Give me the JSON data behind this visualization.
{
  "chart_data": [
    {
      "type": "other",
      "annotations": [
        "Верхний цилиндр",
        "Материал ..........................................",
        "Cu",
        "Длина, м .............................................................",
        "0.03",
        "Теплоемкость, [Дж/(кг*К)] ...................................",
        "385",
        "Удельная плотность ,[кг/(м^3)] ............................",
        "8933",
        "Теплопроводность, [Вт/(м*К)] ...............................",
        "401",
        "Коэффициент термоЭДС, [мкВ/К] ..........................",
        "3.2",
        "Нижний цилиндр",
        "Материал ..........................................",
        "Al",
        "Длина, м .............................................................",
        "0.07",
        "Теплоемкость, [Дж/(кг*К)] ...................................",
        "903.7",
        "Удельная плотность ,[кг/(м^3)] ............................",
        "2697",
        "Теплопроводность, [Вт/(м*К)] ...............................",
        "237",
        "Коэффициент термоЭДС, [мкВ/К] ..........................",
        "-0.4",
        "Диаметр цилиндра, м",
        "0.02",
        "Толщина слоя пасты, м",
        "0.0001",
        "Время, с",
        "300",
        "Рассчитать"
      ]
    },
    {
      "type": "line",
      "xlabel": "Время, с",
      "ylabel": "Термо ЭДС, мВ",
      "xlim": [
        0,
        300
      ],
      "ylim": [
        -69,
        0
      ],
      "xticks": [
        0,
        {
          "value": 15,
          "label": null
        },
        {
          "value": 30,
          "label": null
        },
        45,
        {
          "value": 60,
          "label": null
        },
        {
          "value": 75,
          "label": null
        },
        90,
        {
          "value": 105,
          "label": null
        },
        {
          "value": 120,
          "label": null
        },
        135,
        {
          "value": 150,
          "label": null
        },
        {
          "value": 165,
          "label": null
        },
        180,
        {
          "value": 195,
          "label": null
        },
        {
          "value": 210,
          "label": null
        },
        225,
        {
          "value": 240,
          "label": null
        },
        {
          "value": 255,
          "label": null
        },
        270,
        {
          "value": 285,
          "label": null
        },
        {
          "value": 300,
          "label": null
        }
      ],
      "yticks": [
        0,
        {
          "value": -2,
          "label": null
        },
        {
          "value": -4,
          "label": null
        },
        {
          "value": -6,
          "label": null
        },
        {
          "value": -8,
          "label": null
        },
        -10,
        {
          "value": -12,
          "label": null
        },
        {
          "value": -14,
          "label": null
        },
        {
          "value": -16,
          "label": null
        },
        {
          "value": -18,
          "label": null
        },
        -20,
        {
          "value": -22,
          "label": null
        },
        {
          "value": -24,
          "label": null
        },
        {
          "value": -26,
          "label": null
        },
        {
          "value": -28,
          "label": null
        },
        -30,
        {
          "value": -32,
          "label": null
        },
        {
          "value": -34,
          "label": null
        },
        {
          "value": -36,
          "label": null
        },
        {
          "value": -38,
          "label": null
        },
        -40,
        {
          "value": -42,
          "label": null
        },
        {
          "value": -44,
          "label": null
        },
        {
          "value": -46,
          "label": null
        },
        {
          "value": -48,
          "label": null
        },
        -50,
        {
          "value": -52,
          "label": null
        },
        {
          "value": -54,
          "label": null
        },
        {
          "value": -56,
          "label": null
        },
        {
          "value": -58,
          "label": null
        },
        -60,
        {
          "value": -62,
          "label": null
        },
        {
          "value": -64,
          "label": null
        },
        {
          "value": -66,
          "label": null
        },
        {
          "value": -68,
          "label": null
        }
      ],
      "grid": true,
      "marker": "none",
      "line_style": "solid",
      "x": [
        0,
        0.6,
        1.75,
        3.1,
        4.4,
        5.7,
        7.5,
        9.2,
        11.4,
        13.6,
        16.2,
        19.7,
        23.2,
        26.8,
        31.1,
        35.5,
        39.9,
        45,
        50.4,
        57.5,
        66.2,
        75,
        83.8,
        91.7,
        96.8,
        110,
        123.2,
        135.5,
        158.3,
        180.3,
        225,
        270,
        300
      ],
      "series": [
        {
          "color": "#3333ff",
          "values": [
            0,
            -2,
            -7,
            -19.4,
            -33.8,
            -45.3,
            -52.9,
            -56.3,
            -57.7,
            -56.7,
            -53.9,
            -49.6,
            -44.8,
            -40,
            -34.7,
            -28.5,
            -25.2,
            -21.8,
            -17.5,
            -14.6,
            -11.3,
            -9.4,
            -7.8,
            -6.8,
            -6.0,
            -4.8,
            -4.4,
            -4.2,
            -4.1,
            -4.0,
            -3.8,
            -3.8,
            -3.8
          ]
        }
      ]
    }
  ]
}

▶ _What you have to do_
Repeat all the records. Match each line exactly.

▶ _Finished exercise_
Give me the JSON data behind this visualization.
{
  "chart_data": [
    {
      "type": "other",
      "annotations": [
        "Верхний цилиндр",
        "Материал ..........................................",
        "Cu",
        "Длина, м .............................................................",
        "0.03",
        "Теплоемкость, [Дж/(кг*К)] ...................................",
        "385",
        "Удельная плотность ,[кг/(м^3)] ............................",
        "8933",
        "Теплопроводность, [Вт/(м*К)] ...............................",
        "401",
        "Коэффициент термоЭДС, [мкВ/К] ..........................",
        "3.2",
        "Нижний цилиндр",
        "Материал ..........................................",
        "Al",
        "Длина, м .............................................................",
        "0.07",
        "Теплоемкость, [Дж/(кг*К)] ...................................",
        "903.7",
        "Удельная плотность ,[кг/(м^3)] ............................",
        "2697",
        "Теплопроводность, [Вт/(м*К)] ...............................",
        "237",
        "Коэффициент термоЭДС, [мкВ/К] ..........................",
        "-0.4",
        "Диаметр цилиндра, м",
        "0.02",
        "Толщина слоя пасты, м",
        "0.0001",
        "Время, с",
        "300",
        "Рассчитать"
      ]
    },
    {
      "type": "line",
      "xlabel": "Время, с",
      "ylabel": "Термо ЭДС, мВ",
      "xlim": [
        0,
        300
      ],
      "ylim": [
        -69,
        0
      ],
      "xticks": [
        0,
        {
          "value": 15,
          "label": null
        },
        {
          "value": 30,
          "label": null
        },
        45,
        {
          "value": 60,
          "label": null
        },
        {
          "value": 75,
          "label": null
        },
        90,
        {
          "value": 105,
          "label": null
        },
        {
          "value": 120,
          "label": null
        },
        135,
        {
          "value": 150,
          "label": null
        },
        {
          "value": 165,
          "label": null
        },
        180,
        {
          "value": 195,
          "label": null
        },
        {
          "value": 210,
          "label": null
        },
        225,
        {
          "value": 240,
          "label": null
        },
        {
          "value": 255,
          "label": null
        },
        270,
        {
          "value": 285,
          "label": null
        },
        {
          "value": 300,
          "label": null
        }
      ],
      "yticks": [
        0,
        {
          "value": -2,
          "label": null
        },
        {
          "value": -4,
          "label": null
        },
        {
          "value": -6,
          "label": null
        },
        {
          "value": -8,
          "label": null
        },
        -10,
        {
          "value": -12,
          "label": null
        },
        {
          "value": -14,
          "label": null
        },
        {
          "value": -16,
          "label": null
        },
        {
          "value": -18,
          "label": null
        },
        -20,
        {
          "value": -22,
          "label": null
        },
        {
          "value": -24,
          "label": null
        },
        {
          "value": -26,
          "label": null
        },
        {
          "value": -28,
          "label": null
        },
        -30,
        {
          "value": -32,
          "label": null
        },
        {
          "value": -34,
          "label": null
        },
        {
          "value": -36,
          "label": null
        },
        {
          "value": -38,
          "label": null
        },
        -40,
        {
          "value": -42,
          "label": null
        },
        {
          "value": -44,
          "label": null
        },
        {
          "value": -46,
          "label": null
        },
        {
          "value": -48,
          "label": null
        },
        -50,
        {
          "value": -52,
          "label": null
        },
        {
          "value": -54,
          "label": null
        },
        {
          "value": -56,
          "label": null
        },
        {
          "value": -58,
          "label": null
        },
        -60,
        {
          "value": -62,
          "label": null
        },
        {
          "value": -64,
          "label": null
        },
        {
          "value": -66,
          "label": null
        },
        {
          "value": -68,
          "label": null
        }
      ],
      "grid": true,
      "marker": "none",
      "line_style": "solid",
      "x": [
        0,
        0.6,
        1.75,
        3.1,
        4.4,
        5.7,
        7.5,
        9.2,
        11.4,
        13.6,
        16.2,
        19.7,
        23.2,
        26.8,
        31.1,
        35.5,
        39.9,
        45,
        50.4,
        57.5,
        66.2,
        75,
        83.8,
        91.7,
        96.8,
        110,
        123.2,
        135.5,
        158.3,
        180.3,
        225,
        270,
        300
      ],
      "series": [
        {
          "color": "#3333ff",
          "values": [
            0,
            -2,
            -7,
            -19.4,
            -33.8,
            -45.3,
            -52.9,
            -56.3,
            -57.7,
            -56.7,
            -53.9,
            -49.6,
            -44.8,
            -40,
            -34.7,
            -28.5,
            -25.2,
            -21.8,
            -17.5,
            -14.6,
            -11.3,
            -9.4,
            -7.8,
            -6.8,
            -6.0,
            -4.8,
            -4.4,
            -4.2,
            -4.1,
            -4.0,
            -3.8,
            -3.8,
            -3.8
          ]
        }
      ]
    }
  ]
}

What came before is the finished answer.